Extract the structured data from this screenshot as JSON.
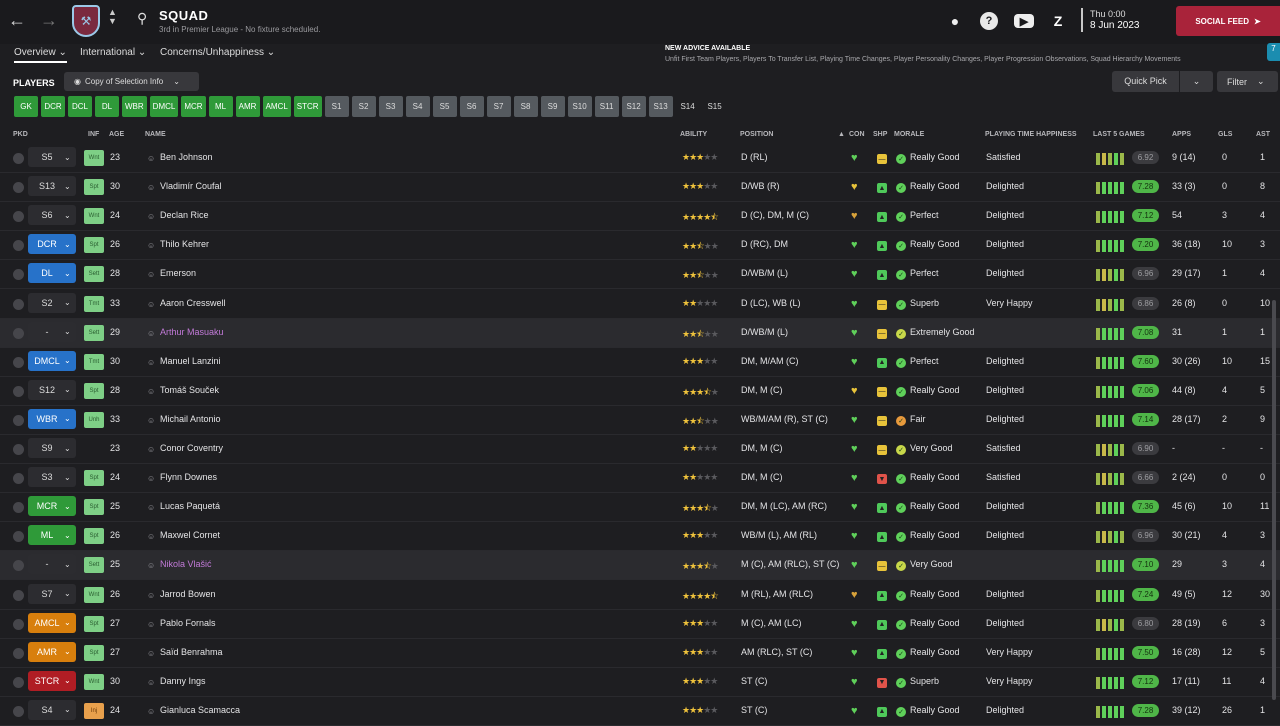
{
  "header": {
    "title": "SQUAD",
    "subtitle": "3rd in Premier League - No fixture scheduled.",
    "date_day": "Thu 0:00",
    "date_full": "8 Jun 2023",
    "social_feed": "SOCIAL FEED"
  },
  "tabs": [
    {
      "label": "Overview"
    },
    {
      "label": "International"
    },
    {
      "label": "Concerns/Unhappiness"
    }
  ],
  "advice": {
    "title": "NEW ADVICE AVAILABLE",
    "text": "Unfit First Team Players, Players To Transfer List, Playing Time Changes, Player Personality Changes, Player Progression Observations, Squad Hierarchy Movements",
    "count": "7"
  },
  "toolbar": {
    "players_label": "PLAYERS",
    "copy_label": "Copy of Selection Info",
    "quick_pick": "Quick Pick",
    "filter": "Filter"
  },
  "chips": [
    "GK",
    "DCR",
    "DCL",
    "DL",
    "WBR",
    "DMCL",
    "MCR",
    "ML",
    "AMR",
    "AMCL",
    "STCR",
    "S1",
    "S2",
    "S3",
    "S4",
    "S5",
    "S6",
    "S7",
    "S8",
    "S9",
    "S10",
    "S11",
    "S12",
    "S13",
    "S14",
    "S15"
  ],
  "columns": {
    "pkd": "PKD",
    "inf": "INF",
    "age": "AGE",
    "name": "NAME",
    "ability": "ABILITY",
    "position": "POSITION",
    "con": "CON",
    "shp": "SHP",
    "morale": "MORALE",
    "pth": "PLAYING TIME HAPPINESS",
    "last5": "LAST 5 GAMES",
    "apps": "APPS",
    "gls": "GLS",
    "ast": "AST"
  },
  "players": [
    {
      "pkd": "S5",
      "inf": "Wnt",
      "age": "23",
      "name": "Ben Johnson",
      "stars": 3,
      "position": "D (RL)",
      "morale": "Really Good",
      "pth": "Satisfied",
      "rating": "6.92",
      "apps": "9 (14)",
      "gls": "0",
      "ast": "1"
    },
    {
      "pkd": "S13",
      "inf": "Spt",
      "age": "30",
      "name": "Vladimír Coufal",
      "stars": 3,
      "position": "D/WB (R)",
      "morale": "Really Good",
      "pth": "Delighted",
      "rating": "7.28",
      "apps": "33 (3)",
      "gls": "0",
      "ast": "8"
    },
    {
      "pkd": "S6",
      "inf": "Wnt",
      "age": "24",
      "name": "Declan Rice",
      "stars": 4.5,
      "position": "D (C), DM, M (C)",
      "morale": "Perfect",
      "pth": "Delighted",
      "rating": "7.12",
      "apps": "54",
      "gls": "3",
      "ast": "4"
    },
    {
      "pkd": "DCR",
      "inf": "Spt",
      "age": "26",
      "name": "Thilo Kehrer",
      "stars": 2.5,
      "position": "D (RC), DM",
      "morale": "Really Good",
      "pth": "Delighted",
      "rating": "7.20",
      "apps": "36 (18)",
      "gls": "10",
      "ast": "3"
    },
    {
      "pkd": "DL",
      "inf": "Sett",
      "age": "28",
      "name": "Emerson",
      "stars": 2.5,
      "position": "D/WB/M (L)",
      "morale": "Perfect",
      "pth": "Delighted",
      "rating": "6.96",
      "apps": "29 (17)",
      "gls": "1",
      "ast": "4"
    },
    {
      "pkd": "S2",
      "inf": "Tmt",
      "age": "33",
      "name": "Aaron Cresswell",
      "stars": 2,
      "position": "D (LC), WB (L)",
      "morale": "Superb",
      "pth": "Very Happy",
      "rating": "6.86",
      "apps": "26 (8)",
      "gls": "0",
      "ast": "10"
    },
    {
      "pkd": "-",
      "inf": "Sett",
      "age": "29",
      "name": "Arthur Masuaku",
      "stars": 2.5,
      "position": "D/WB/M (L)",
      "morale": "Extremely Good",
      "pth": "",
      "rating": "7.08",
      "apps": "31",
      "gls": "1",
      "ast": "1"
    },
    {
      "pkd": "DMCL",
      "inf": "Tmt",
      "age": "30",
      "name": "Manuel Lanzini",
      "stars": 3,
      "position": "DM, M/AM (C)",
      "morale": "Perfect",
      "pth": "Delighted",
      "rating": "7.60",
      "apps": "30 (26)",
      "gls": "10",
      "ast": "15"
    },
    {
      "pkd": "S12",
      "inf": "Spt",
      "age": "28",
      "name": "Tomáš Souček",
      "stars": 3.5,
      "position": "DM, M (C)",
      "morale": "Really Good",
      "pth": "Delighted",
      "rating": "7.06",
      "apps": "44 (8)",
      "gls": "4",
      "ast": "5"
    },
    {
      "pkd": "WBR",
      "inf": "Unh",
      "age": "33",
      "name": "Michail Antonio",
      "stars": 2.5,
      "position": "WB/M/AM (R), ST (C)",
      "morale": "Fair",
      "pth": "Delighted",
      "rating": "7.14",
      "apps": "28 (17)",
      "gls": "2",
      "ast": "9"
    },
    {
      "pkd": "S9",
      "inf": "",
      "age": "23",
      "name": "Conor Coventry",
      "stars": 2,
      "position": "DM, M (C)",
      "morale": "Very Good",
      "pth": "Satisfied",
      "rating": "6.90",
      "apps": "-",
      "gls": "-",
      "ast": "-"
    },
    {
      "pkd": "S3",
      "inf": "Spt",
      "age": "24",
      "name": "Flynn Downes",
      "stars": 2,
      "position": "DM, M (C)",
      "morale": "Really Good",
      "pth": "Satisfied",
      "rating": "6.66",
      "apps": "2 (24)",
      "gls": "0",
      "ast": "0"
    },
    {
      "pkd": "MCR",
      "inf": "Spt",
      "age": "25",
      "name": "Lucas Paquetá",
      "stars": 3.5,
      "position": "DM, M (LC), AM (RC)",
      "morale": "Really Good",
      "pth": "Delighted",
      "rating": "7.36",
      "apps": "45 (6)",
      "gls": "10",
      "ast": "11"
    },
    {
      "pkd": "ML",
      "inf": "Spt",
      "age": "26",
      "name": "Maxwel Cornet",
      "stars": 3,
      "position": "WB/M (L), AM (RL)",
      "morale": "Really Good",
      "pth": "Delighted",
      "rating": "6.96",
      "apps": "30 (21)",
      "gls": "4",
      "ast": "3"
    },
    {
      "pkd": "-",
      "inf": "Sett",
      "age": "25",
      "name": "Nikola Vlašić",
      "stars": 3.5,
      "position": "M (C), AM (RLC), ST (C)",
      "morale": "Very Good",
      "pth": "",
      "rating": "7.10",
      "apps": "29",
      "gls": "3",
      "ast": "4"
    },
    {
      "pkd": "S7",
      "inf": "Wnt",
      "age": "26",
      "name": "Jarrod Bowen",
      "stars": 4.5,
      "position": "M (RL), AM (RLC)",
      "morale": "Really Good",
      "pth": "Delighted",
      "rating": "7.24",
      "apps": "49 (5)",
      "gls": "12",
      "ast": "30"
    },
    {
      "pkd": "AMCL",
      "inf": "Spt",
      "age": "27",
      "name": "Pablo Fornals",
      "stars": 3,
      "position": "M (C), AM (LC)",
      "morale": "Really Good",
      "pth": "Delighted",
      "rating": "6.80",
      "apps": "28 (19)",
      "gls": "6",
      "ast": "3"
    },
    {
      "pkd": "AMR",
      "inf": "Spt",
      "age": "27",
      "name": "Saïd Benrahma",
      "stars": 3,
      "position": "AM (RLC), ST (C)",
      "morale": "Really Good",
      "pth": "Very Happy",
      "rating": "7.50",
      "apps": "16 (28)",
      "gls": "12",
      "ast": "5"
    },
    {
      "pkd": "STCR",
      "inf": "Wnt",
      "age": "30",
      "name": "Danny Ings",
      "stars": 3,
      "position": "ST (C)",
      "morale": "Superb",
      "pth": "Very Happy",
      "rating": "7.12",
      "apps": "17 (11)",
      "gls": "11",
      "ast": "4"
    },
    {
      "pkd": "S4",
      "inf": "Inj",
      "age": "24",
      "name": "Gianluca Scamacca",
      "stars": 3,
      "position": "ST (C)",
      "morale": "Really Good",
      "pth": "Delighted",
      "rating": "7.28",
      "apps": "39 (12)",
      "gls": "26",
      "ast": "1"
    }
  ],
  "colors": {
    "accent": "#a9233a",
    "green": "#2f9a39",
    "blue": "#2772c9",
    "orange": "#d87f0d",
    "red": "#b01d24",
    "star": "#f0c33c",
    "loan": "#c27ad8"
  }
}
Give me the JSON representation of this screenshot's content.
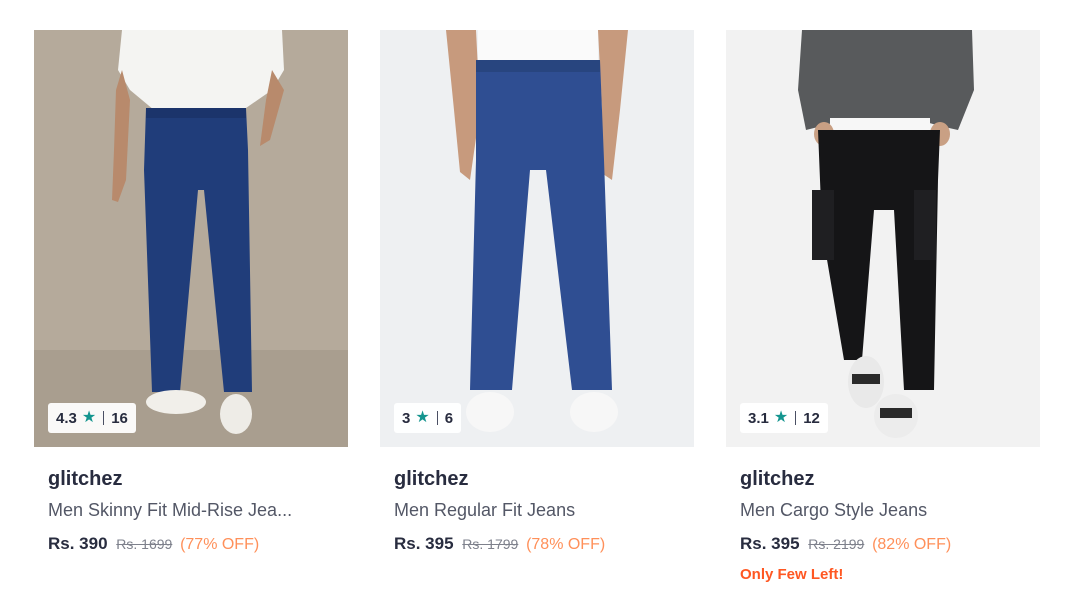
{
  "products": [
    {
      "rating": "4.3",
      "rating_count": "16",
      "brand": "glitchez",
      "title": "Men Skinny Fit Mid-Rise Jea...",
      "price": "Rs. 390",
      "mrp": "Rs. 1699",
      "discount": "(77% OFF)",
      "stock_note": ""
    },
    {
      "rating": "3",
      "rating_count": "6",
      "brand": "glitchez",
      "title": "Men Regular Fit Jeans",
      "price": "Rs. 395",
      "mrp": "Rs. 1799",
      "discount": "(78% OFF)",
      "stock_note": ""
    },
    {
      "rating": "3.1",
      "rating_count": "12",
      "brand": "glitchez",
      "title": "Men Cargo Style Jeans",
      "price": "Rs. 395",
      "mrp": "Rs. 2199",
      "discount": "(82% OFF)",
      "stock_note": "Only Few Left!"
    }
  ],
  "colors": {
    "rating_star": "#14958f",
    "discount": "#ff905a",
    "stock_alert": "#ff5722",
    "brand_text": "#282c3f"
  },
  "icons": {
    "rating": "star-icon"
  }
}
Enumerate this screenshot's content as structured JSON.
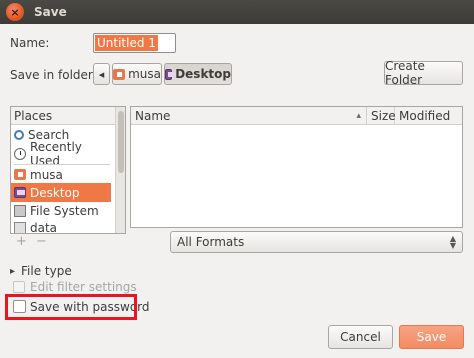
{
  "window": {
    "title": "Save"
  },
  "name_label": "Name:",
  "name_value": "Untitled 1",
  "save_in_label": "Save in folder:",
  "path": {
    "back_arrow": "◂",
    "items": [
      "musa",
      "Desktop"
    ]
  },
  "create_folder": "Create Folder",
  "places": {
    "header": "Places",
    "items": [
      "Search",
      "Recently Used",
      "musa",
      "Desktop",
      "File System",
      "data"
    ],
    "selected": "Desktop",
    "add": "+",
    "remove": "−"
  },
  "files": {
    "columns": [
      "Name",
      "Size",
      "Modified"
    ],
    "sort_indicator": "▴"
  },
  "filter": {
    "selected": "All Formats"
  },
  "file_type": {
    "arrow": "▸",
    "label": "File type"
  },
  "edit_filter": "Edit filter settings",
  "save_password": {
    "label": "Save with password",
    "checked": false
  },
  "buttons": {
    "cancel": "Cancel",
    "save": "Save"
  },
  "colors": {
    "accent": "#f07746",
    "highlight": "#e8171c",
    "titlebar": "#3c3b37"
  },
  "icons": {
    "close": "close-icon"
  }
}
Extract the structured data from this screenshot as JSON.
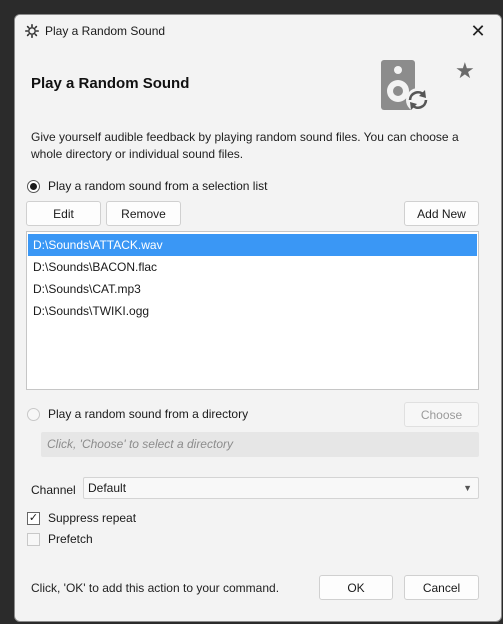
{
  "window": {
    "title": "Play a Random Sound"
  },
  "header": {
    "title": "Play a Random Sound",
    "description": "Give yourself audible feedback by playing random sound files.  You can choose a whole directory or individual sound files."
  },
  "selection_mode": {
    "list_option_label": "Play a random sound from a selection list",
    "list_option_selected": true,
    "directory_option_label": "Play a random sound from a directory",
    "directory_option_selected": false
  },
  "list_buttons": {
    "edit": "Edit",
    "remove": "Remove",
    "add_new": "Add New"
  },
  "files": [
    {
      "path": "D:\\Sounds\\ATTACK.wav",
      "selected": true
    },
    {
      "path": "D:\\Sounds\\BACON.flac",
      "selected": false
    },
    {
      "path": "D:\\Sounds\\CAT.mp3",
      "selected": false
    },
    {
      "path": "D:\\Sounds\\TWIKI.ogg",
      "selected": false
    }
  ],
  "directory": {
    "choose_label": "Choose",
    "placeholder": "Click, 'Choose' to select a directory"
  },
  "channel": {
    "label": "Channel",
    "value": "Default"
  },
  "options": {
    "suppress_repeat_label": "Suppress repeat",
    "suppress_repeat_checked": true,
    "prefetch_label": "Prefetch",
    "prefetch_checked": false
  },
  "footer": {
    "hint": "Click, 'OK' to add this action to your command.",
    "ok": "OK",
    "cancel": "Cancel"
  },
  "colors": {
    "selection": "#3a97f5",
    "window_bg": "#f3f3f3"
  },
  "icons": {
    "app": "gear-icon",
    "close": "close-icon",
    "header": "speaker-shuffle-icon",
    "star": "star-icon"
  }
}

════════════════════

WHAT TO WORK ON: Among the records above, how many lines carry the string "header"? Reply with the number alone.

RESULT OF THIS EXERCISE: 4